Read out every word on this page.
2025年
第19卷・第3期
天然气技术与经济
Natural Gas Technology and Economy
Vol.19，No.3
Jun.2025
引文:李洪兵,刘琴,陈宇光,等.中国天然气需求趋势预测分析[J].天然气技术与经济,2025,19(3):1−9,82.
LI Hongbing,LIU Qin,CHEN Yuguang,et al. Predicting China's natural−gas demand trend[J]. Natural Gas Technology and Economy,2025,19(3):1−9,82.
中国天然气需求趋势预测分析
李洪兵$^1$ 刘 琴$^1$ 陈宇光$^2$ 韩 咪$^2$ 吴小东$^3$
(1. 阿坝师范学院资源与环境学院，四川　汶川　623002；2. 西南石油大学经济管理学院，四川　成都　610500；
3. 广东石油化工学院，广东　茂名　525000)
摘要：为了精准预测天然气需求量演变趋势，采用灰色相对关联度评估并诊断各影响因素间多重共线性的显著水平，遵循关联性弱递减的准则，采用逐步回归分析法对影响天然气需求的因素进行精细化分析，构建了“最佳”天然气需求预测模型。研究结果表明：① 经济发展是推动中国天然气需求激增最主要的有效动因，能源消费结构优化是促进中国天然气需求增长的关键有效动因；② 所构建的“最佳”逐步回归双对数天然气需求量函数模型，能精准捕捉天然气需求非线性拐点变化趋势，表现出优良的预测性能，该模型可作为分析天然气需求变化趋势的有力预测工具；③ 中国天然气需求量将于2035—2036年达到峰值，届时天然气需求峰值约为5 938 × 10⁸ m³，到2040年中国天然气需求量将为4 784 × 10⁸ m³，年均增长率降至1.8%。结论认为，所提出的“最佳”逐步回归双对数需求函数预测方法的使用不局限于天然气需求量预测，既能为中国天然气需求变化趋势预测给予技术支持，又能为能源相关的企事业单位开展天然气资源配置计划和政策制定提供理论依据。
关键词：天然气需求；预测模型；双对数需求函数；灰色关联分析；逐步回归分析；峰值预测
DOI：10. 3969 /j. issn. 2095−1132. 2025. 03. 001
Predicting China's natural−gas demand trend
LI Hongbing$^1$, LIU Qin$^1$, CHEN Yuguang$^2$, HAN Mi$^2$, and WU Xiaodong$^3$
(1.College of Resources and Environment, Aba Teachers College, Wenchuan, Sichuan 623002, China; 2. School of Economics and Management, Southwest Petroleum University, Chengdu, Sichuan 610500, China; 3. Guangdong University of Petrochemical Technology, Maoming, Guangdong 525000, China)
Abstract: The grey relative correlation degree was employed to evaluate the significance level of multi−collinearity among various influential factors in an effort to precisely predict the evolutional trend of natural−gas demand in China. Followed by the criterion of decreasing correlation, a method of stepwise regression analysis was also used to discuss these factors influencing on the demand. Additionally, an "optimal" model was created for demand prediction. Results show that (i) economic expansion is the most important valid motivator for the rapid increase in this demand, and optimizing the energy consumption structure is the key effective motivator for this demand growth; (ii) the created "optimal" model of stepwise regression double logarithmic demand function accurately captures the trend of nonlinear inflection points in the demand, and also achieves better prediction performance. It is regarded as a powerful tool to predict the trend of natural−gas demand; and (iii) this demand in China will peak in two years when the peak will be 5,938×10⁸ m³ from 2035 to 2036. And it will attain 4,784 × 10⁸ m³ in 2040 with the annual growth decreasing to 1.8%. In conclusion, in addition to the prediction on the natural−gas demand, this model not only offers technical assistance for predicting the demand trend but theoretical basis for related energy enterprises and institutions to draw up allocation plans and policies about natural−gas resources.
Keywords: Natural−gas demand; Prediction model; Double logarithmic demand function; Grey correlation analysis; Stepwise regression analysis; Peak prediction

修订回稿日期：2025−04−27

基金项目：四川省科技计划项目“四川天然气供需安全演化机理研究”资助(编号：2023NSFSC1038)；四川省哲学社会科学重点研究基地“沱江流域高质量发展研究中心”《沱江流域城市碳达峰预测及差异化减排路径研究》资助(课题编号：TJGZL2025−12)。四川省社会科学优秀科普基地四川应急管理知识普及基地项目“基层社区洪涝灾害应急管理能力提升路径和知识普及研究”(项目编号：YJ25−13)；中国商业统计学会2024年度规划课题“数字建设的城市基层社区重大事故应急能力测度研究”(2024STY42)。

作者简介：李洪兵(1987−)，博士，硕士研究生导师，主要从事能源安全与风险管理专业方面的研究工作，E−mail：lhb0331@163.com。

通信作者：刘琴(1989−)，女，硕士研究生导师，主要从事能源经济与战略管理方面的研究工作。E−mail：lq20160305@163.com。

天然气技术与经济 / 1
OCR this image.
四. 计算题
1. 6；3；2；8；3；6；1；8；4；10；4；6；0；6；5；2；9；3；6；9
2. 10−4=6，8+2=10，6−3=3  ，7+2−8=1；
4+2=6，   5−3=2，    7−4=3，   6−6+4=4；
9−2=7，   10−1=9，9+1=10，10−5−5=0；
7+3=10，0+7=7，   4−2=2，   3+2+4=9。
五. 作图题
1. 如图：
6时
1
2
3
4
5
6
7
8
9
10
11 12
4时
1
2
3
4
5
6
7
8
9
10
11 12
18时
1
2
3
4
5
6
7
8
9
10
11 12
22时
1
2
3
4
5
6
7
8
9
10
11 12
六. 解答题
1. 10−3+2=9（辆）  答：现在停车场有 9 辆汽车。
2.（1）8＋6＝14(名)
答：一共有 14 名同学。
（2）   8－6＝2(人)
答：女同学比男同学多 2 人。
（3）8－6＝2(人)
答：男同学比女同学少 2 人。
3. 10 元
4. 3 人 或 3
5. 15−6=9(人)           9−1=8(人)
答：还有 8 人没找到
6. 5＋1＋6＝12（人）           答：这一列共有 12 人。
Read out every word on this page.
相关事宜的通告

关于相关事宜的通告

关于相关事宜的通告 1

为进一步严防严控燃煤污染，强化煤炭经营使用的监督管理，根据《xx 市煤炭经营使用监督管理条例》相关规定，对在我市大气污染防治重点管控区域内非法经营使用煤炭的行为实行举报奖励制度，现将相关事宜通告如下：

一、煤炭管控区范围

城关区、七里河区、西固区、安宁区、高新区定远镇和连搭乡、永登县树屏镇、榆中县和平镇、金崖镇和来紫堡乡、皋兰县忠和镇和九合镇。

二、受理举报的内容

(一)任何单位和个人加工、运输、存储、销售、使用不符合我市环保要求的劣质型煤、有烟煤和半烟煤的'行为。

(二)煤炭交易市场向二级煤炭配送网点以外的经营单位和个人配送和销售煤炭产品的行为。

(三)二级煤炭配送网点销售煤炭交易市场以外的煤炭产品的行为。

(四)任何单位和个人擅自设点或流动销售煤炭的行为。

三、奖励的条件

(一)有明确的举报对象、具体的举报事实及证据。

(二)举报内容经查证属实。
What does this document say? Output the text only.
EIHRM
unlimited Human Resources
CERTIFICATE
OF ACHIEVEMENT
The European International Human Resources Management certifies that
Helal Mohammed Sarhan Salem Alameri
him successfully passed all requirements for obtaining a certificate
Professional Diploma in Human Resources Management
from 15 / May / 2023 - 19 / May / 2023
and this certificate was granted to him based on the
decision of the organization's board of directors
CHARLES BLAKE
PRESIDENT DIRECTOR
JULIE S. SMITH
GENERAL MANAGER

• • • • • • •

**Task to carry out**
Copy all the lines above that hold the string "mail".

**Output for this exercise**
作者简介：李洪兵(1987−)，博士，硕士研究生导师，主要从事能源安全与风险管理专业方面的研究工作，E−mail：lhb0331@163.com。
通信作者：刘琴(1989−)，女，硕士研究生导师，主要从事能源经济与战略管理方面的研究工作。E−mail：lq20160305@163.com。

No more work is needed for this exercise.